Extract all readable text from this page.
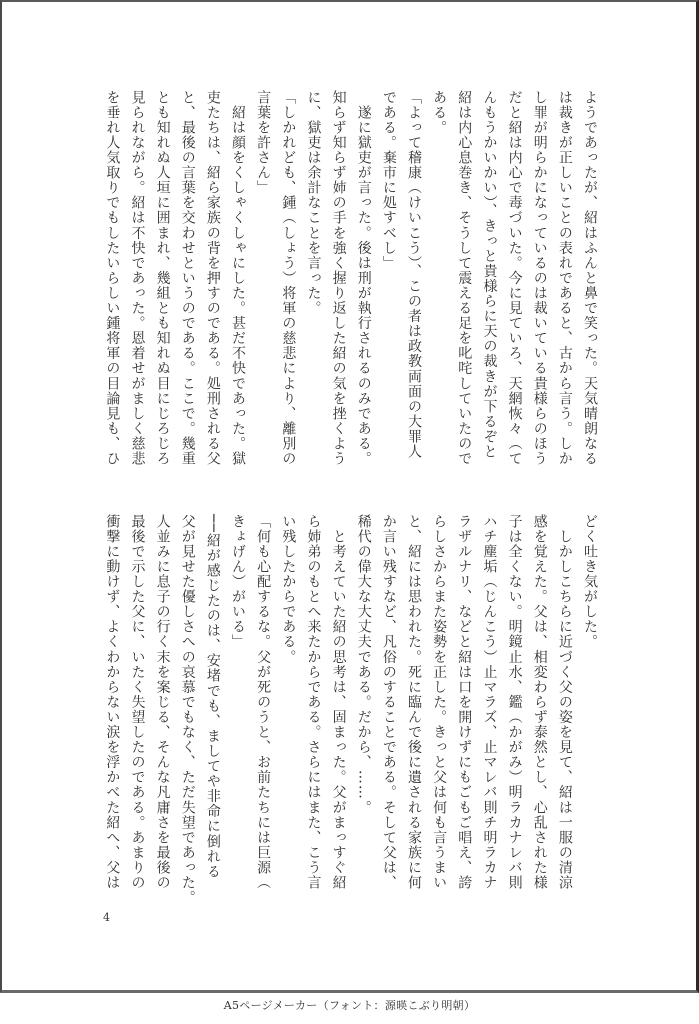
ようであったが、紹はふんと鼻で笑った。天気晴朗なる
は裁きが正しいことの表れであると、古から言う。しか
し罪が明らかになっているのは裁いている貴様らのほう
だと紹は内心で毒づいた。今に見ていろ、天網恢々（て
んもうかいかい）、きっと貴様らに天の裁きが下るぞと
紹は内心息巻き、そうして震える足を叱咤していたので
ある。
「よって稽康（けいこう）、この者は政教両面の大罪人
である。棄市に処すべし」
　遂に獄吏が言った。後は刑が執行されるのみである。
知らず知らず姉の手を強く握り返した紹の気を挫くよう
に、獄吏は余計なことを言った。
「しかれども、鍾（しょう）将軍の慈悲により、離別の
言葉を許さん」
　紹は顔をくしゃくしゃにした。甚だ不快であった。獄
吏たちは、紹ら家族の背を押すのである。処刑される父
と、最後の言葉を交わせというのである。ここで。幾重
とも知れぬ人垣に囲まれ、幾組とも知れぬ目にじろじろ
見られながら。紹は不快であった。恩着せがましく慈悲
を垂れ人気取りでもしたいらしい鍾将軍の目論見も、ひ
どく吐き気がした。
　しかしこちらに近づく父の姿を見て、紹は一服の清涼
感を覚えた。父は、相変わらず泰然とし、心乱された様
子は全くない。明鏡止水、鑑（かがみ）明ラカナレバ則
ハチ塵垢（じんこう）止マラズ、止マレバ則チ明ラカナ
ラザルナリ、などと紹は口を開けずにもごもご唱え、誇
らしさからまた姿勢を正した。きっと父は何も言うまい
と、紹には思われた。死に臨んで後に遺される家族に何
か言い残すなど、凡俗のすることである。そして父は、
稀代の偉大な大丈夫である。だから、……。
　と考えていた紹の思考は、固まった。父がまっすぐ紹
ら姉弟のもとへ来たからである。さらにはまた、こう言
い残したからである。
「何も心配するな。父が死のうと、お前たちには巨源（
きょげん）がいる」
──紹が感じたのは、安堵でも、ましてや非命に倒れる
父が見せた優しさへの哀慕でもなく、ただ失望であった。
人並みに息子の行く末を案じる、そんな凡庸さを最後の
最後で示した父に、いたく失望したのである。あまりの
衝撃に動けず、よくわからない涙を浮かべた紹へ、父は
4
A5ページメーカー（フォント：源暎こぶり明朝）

What this task involves
Return the listing above in full and without alteration, excluding its pictures.

Answer for this exercise
Extract all readable text from this page.
ようであったが、紹はふんと鼻で笑った。天気晴朗なる
は裁きが正しいことの表れであると、古から言う。しか
し罪が明らかになっているのは裁いている貴様らのほう
だと紹は内心で毒づいた。今に見ていろ、天網恢々（て
んもうかいかい）、きっと貴様らに天の裁きが下るぞと
紹は内心息巻き、そうして震える足を叱咤していたので
ある。
「よって稽康（けいこう）、この者は政教両面の大罪人
である。棄市に処すべし」
　遂に獄吏が言った。後は刑が執行されるのみである。
知らず知らず姉の手を強く握り返した紹の気を挫くよう
に、獄吏は余計なことを言った。
「しかれども、鍾（しょう）将軍の慈悲により、離別の
言葉を許さん」
　紹は顔をくしゃくしゃにした。甚だ不快であった。獄
吏たちは、紹ら家族の背を押すのである。処刑される父
と、最後の言葉を交わせというのである。ここで。幾重
とも知れぬ人垣に囲まれ、幾組とも知れぬ目にじろじろ
見られながら。紹は不快であった。恩着せがましく慈悲
を垂れ人気取りでもしたいらしい鍾将軍の目論見も、ひ
どく吐き気がした。
　しかしこちらに近づく父の姿を見て、紹は一服の清涼
感を覚えた。父は、相変わらず泰然とし、心乱された様
子は全くない。明鏡止水、鑑（かがみ）明ラカナレバ則
ハチ塵垢（じんこう）止マラズ、止マレバ則チ明ラカナ
ラザルナリ、などと紹は口を開けずにもごもご唱え、誇
らしさからまた姿勢を正した。きっと父は何も言うまい
と、紹には思われた。死に臨んで後に遺される家族に何
か言い残すなど、凡俗のすることである。そして父は、
稀代の偉大な大丈夫である。だから、……。
　と考えていた紹の思考は、固まった。父がまっすぐ紹
ら姉弟のもとへ来たからである。さらにはまた、こう言
い残したからである。
「何も心配するな。父が死のうと、お前たちには巨源（
きょげん）がいる」
──紹が感じたのは、安堵でも、ましてや非命に倒れる
父が見せた優しさへの哀慕でもなく、ただ失望であった。
人並みに息子の行く末を案じる、そんな凡庸さを最後の
最後で示した父に、いたく失望したのである。あまりの
衝撃に動けず、よくわからない涙を浮かべた紹へ、父は
4
A5ページメーカー（フォント：源暎こぶり明朝）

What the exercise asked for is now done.